** BEGIN Available records **

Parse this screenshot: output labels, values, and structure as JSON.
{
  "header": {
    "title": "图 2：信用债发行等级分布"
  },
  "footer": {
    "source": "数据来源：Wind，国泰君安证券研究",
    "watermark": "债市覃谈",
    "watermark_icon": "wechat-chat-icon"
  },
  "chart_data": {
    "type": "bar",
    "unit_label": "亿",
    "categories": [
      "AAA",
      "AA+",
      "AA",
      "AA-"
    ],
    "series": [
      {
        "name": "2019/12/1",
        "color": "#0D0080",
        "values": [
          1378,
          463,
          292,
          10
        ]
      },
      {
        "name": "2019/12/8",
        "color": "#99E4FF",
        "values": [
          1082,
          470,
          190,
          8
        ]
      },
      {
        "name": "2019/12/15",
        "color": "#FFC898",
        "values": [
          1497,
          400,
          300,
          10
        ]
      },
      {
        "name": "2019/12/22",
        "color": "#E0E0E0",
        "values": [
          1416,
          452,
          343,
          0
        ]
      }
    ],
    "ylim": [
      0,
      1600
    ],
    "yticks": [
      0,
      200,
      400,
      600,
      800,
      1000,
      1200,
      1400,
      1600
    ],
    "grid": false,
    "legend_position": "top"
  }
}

** END Available records **
** BEGIN Available records **

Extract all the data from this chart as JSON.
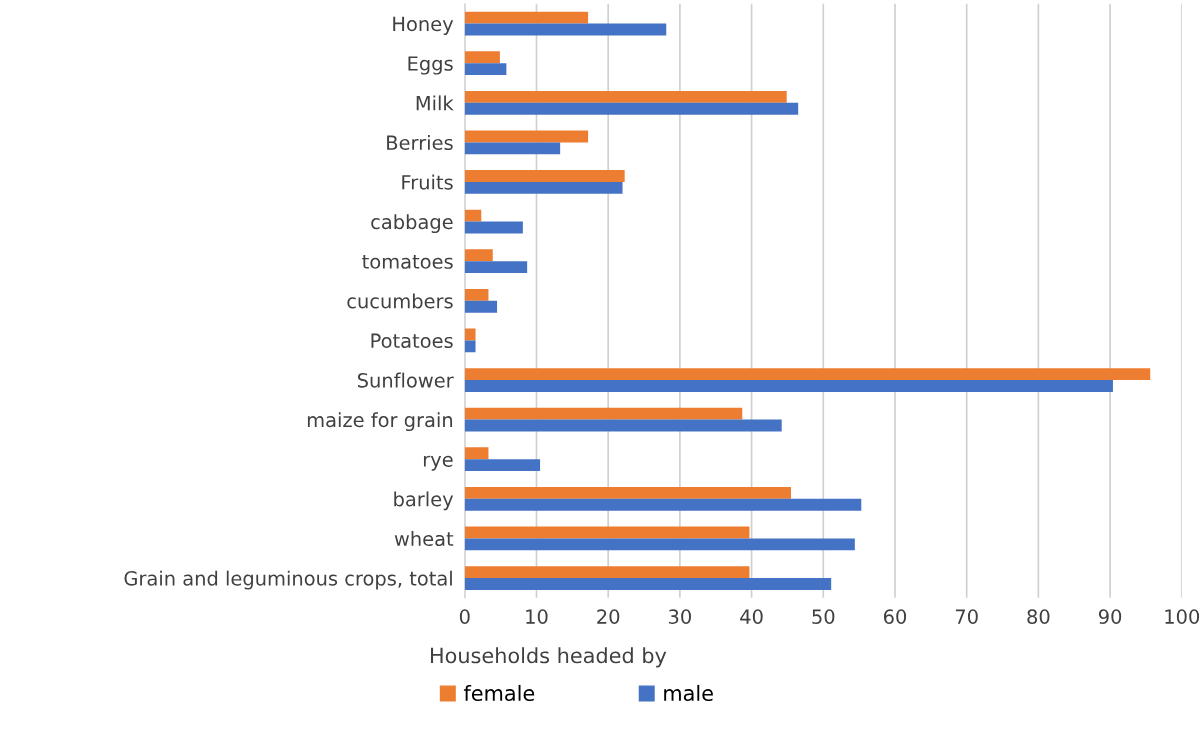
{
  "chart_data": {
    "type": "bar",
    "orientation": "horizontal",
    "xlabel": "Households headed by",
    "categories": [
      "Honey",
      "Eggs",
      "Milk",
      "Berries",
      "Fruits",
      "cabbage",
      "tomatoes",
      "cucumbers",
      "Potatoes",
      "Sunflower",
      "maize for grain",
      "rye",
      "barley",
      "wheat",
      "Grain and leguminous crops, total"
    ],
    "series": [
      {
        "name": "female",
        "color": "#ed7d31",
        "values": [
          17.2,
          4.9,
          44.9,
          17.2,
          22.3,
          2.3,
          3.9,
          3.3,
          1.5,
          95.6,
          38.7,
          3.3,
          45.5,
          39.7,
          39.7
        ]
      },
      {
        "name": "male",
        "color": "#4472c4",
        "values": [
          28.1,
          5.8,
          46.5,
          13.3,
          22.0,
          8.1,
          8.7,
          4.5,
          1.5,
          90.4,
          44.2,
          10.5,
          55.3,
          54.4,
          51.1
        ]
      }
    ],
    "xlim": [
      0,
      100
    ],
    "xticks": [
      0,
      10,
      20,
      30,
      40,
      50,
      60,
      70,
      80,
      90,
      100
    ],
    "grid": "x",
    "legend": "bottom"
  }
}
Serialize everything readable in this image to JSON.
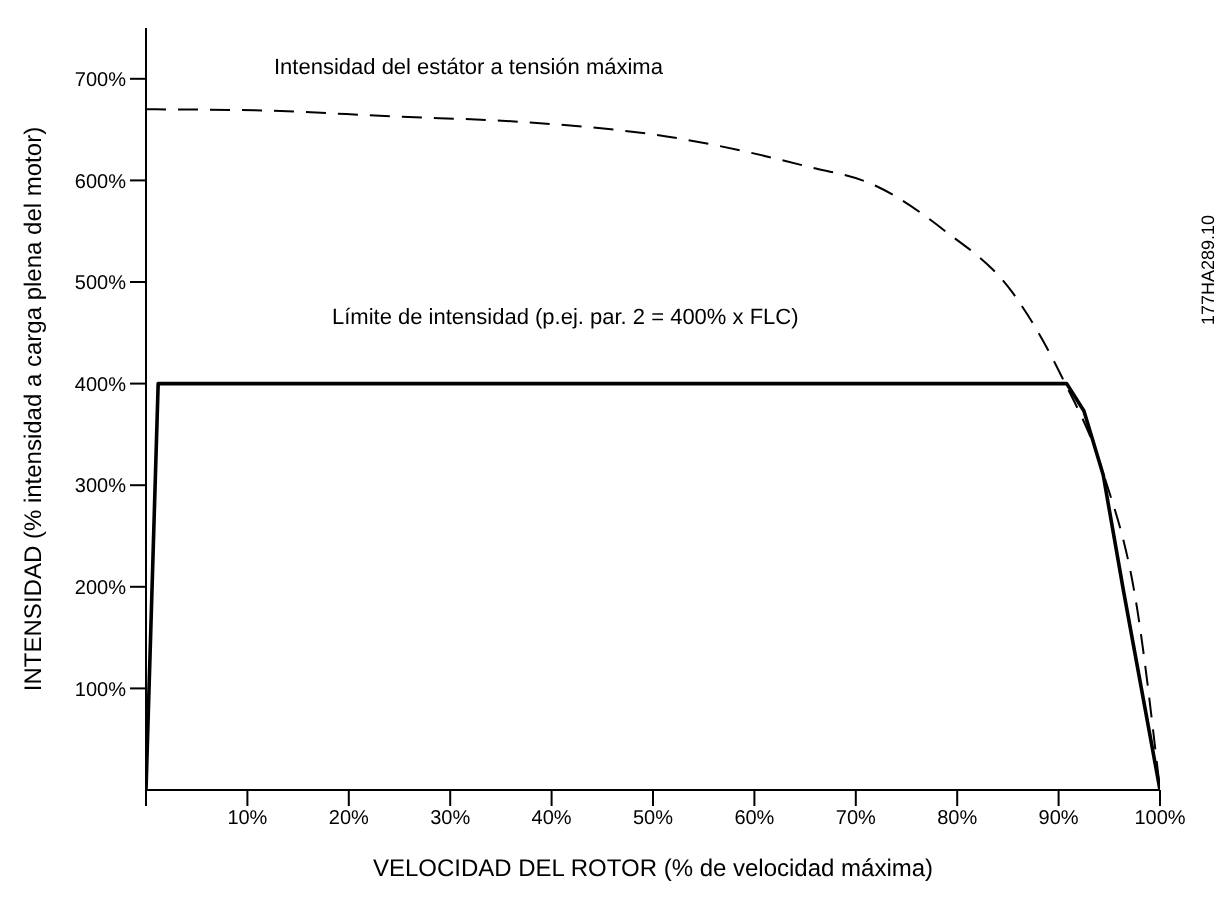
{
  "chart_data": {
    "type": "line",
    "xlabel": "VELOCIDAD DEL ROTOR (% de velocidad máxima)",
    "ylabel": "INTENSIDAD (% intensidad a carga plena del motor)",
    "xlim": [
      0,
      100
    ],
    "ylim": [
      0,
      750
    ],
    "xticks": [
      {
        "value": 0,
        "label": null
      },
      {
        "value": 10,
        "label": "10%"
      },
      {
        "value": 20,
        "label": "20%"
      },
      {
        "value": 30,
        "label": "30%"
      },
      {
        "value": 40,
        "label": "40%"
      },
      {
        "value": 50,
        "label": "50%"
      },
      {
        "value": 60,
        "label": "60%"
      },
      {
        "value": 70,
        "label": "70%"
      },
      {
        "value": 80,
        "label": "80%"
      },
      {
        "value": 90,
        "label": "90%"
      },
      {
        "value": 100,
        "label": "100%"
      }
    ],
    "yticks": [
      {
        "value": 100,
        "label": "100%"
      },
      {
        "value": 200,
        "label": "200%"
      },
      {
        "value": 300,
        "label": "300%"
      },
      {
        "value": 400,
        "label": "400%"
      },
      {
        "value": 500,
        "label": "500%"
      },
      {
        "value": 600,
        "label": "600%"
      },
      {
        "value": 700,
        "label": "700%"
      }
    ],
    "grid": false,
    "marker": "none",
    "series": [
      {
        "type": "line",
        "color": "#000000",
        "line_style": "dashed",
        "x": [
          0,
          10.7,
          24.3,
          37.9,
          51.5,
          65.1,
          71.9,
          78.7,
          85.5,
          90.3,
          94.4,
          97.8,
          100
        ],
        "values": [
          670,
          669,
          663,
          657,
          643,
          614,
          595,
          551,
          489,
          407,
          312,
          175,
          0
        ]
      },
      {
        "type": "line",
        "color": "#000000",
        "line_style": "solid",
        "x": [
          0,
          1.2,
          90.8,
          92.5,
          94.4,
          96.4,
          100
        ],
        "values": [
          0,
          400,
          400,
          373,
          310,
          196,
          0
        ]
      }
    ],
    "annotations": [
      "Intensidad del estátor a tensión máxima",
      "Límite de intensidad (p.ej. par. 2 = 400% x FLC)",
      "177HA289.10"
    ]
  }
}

** END Available records **

◆ Task statement: Take every line from the data above that holds "máxima" and copy it out.

◆ Result:
    "xlabel": "VELOCIDAD DEL ROTOR (% de velocidad máxima)",
      "Intensidad del estátor a tensión máxima",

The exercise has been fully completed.